— start of Given information —
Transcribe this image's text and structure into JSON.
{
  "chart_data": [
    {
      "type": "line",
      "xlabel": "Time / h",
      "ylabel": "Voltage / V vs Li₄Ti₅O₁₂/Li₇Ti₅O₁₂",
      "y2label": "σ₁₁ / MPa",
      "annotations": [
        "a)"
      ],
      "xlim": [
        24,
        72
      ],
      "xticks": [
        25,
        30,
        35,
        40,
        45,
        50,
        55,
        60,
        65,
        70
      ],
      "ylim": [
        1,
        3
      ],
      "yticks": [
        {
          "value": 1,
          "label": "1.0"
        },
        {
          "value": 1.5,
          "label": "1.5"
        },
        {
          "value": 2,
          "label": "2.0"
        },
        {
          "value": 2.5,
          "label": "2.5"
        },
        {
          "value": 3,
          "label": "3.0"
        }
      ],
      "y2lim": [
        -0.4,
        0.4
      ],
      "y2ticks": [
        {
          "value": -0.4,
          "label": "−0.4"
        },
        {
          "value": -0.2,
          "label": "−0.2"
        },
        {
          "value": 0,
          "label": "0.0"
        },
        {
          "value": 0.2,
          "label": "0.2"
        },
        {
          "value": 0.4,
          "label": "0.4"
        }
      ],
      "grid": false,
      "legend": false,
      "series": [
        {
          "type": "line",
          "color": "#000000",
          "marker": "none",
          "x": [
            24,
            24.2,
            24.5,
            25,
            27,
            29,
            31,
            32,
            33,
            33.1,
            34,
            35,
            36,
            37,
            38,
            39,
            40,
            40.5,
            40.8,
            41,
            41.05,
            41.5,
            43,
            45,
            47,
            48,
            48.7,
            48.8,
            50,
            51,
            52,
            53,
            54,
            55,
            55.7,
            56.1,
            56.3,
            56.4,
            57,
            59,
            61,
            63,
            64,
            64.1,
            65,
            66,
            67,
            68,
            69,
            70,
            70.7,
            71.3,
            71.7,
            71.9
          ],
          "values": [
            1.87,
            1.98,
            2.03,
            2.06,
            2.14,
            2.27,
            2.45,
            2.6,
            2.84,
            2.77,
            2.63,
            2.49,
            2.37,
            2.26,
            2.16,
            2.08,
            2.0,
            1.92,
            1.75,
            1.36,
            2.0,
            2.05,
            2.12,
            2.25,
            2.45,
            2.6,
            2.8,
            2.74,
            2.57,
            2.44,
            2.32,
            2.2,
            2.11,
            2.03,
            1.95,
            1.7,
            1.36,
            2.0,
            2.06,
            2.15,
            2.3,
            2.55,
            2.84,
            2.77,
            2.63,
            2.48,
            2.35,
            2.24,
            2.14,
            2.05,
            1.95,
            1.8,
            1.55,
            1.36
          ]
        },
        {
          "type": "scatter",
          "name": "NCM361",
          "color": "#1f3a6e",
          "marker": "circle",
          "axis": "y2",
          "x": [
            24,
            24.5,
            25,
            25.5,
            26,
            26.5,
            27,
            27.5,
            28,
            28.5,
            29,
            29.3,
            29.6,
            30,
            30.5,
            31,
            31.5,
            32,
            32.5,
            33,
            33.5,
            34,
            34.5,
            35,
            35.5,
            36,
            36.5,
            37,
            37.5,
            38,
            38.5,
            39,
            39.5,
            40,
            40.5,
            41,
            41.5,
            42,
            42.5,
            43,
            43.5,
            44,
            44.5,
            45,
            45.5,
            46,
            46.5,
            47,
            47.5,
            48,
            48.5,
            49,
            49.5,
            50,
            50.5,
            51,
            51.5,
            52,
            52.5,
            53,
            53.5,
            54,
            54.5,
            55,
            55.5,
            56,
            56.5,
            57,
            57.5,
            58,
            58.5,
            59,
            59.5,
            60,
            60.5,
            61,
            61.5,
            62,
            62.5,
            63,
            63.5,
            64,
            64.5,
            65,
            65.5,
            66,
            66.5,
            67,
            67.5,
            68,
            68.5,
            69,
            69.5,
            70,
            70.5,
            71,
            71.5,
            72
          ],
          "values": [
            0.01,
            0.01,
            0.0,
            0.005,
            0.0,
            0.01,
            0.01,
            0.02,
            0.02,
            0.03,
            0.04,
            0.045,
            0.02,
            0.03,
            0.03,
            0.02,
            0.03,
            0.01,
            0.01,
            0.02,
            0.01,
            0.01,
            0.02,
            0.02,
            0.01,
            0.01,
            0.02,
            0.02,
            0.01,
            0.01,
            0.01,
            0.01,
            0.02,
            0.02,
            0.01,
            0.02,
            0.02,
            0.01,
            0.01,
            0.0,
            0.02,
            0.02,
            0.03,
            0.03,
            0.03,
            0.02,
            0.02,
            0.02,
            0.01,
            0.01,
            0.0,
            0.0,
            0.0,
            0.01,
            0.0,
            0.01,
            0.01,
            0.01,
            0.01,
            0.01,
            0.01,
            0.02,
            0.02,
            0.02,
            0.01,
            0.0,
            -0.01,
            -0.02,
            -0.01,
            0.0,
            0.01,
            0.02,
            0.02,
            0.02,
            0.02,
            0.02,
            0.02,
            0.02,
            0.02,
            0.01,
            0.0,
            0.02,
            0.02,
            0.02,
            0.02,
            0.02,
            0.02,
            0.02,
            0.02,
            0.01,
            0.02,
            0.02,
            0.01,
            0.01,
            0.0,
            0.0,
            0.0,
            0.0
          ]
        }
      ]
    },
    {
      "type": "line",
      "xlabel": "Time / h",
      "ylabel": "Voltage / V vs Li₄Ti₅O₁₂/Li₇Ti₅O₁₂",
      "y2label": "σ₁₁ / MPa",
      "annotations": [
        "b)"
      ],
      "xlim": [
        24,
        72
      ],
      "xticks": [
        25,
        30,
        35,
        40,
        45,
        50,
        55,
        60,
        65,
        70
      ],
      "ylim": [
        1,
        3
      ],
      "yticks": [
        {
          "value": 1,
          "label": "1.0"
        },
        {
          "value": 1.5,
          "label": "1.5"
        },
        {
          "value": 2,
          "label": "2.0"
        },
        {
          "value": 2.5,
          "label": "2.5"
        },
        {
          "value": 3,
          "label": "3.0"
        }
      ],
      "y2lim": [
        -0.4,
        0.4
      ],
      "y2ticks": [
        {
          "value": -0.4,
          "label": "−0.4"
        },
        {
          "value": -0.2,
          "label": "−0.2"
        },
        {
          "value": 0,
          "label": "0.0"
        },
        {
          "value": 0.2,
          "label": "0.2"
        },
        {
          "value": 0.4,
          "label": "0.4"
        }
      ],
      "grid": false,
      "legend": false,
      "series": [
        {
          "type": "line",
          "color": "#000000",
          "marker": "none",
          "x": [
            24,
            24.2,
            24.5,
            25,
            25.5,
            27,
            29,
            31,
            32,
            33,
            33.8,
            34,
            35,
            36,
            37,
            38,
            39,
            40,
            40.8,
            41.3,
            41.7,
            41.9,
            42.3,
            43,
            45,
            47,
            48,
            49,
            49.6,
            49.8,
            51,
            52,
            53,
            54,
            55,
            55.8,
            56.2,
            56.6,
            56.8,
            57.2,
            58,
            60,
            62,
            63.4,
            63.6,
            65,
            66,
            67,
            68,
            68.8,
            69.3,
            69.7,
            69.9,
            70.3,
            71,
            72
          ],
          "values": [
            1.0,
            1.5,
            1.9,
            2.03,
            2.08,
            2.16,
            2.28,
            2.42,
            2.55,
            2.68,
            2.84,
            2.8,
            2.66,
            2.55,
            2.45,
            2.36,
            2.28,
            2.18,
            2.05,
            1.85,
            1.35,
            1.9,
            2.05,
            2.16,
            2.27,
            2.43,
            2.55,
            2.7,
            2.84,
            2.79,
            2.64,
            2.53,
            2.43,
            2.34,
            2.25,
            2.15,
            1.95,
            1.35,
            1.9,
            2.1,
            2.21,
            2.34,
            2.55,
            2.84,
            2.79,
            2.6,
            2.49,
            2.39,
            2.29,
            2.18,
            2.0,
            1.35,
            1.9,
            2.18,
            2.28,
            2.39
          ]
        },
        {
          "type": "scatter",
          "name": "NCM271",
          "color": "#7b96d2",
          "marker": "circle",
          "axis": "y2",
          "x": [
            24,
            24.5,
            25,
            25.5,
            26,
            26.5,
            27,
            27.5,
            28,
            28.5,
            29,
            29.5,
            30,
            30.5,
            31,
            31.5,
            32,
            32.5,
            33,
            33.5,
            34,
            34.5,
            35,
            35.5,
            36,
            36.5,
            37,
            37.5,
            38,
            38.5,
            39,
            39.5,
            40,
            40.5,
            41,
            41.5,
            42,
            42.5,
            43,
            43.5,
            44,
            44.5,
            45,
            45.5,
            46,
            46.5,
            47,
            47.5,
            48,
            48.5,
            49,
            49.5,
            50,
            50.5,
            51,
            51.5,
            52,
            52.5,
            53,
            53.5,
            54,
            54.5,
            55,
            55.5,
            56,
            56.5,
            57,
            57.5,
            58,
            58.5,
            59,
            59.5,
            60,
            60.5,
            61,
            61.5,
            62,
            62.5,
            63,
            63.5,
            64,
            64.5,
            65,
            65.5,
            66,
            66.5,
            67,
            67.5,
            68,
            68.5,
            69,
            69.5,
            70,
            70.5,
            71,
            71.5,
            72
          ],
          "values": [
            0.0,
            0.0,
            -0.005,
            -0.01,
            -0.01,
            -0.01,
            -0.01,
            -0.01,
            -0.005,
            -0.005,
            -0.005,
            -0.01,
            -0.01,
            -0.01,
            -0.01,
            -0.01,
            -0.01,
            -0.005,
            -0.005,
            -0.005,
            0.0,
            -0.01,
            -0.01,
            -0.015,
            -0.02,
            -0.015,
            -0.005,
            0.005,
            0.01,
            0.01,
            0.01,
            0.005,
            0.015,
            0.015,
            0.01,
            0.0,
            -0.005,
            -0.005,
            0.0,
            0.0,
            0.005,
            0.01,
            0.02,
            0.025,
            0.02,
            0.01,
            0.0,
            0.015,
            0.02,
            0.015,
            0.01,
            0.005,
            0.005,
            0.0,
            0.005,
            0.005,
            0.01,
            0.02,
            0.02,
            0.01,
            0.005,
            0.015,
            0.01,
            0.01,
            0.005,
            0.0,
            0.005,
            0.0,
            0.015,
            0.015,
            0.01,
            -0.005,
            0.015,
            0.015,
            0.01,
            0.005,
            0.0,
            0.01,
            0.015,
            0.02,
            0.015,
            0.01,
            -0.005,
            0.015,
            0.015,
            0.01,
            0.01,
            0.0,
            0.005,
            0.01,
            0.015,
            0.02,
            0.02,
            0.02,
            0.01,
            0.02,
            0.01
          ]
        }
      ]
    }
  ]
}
— end of Given information —
### Work instructions:
Give every line of the material that includes the string "color".

### Reply to the exercise:
          "color": "#000000",
          "color": "#1f3a6e",
          "color": "#000000",
          "color": "#7b96d2",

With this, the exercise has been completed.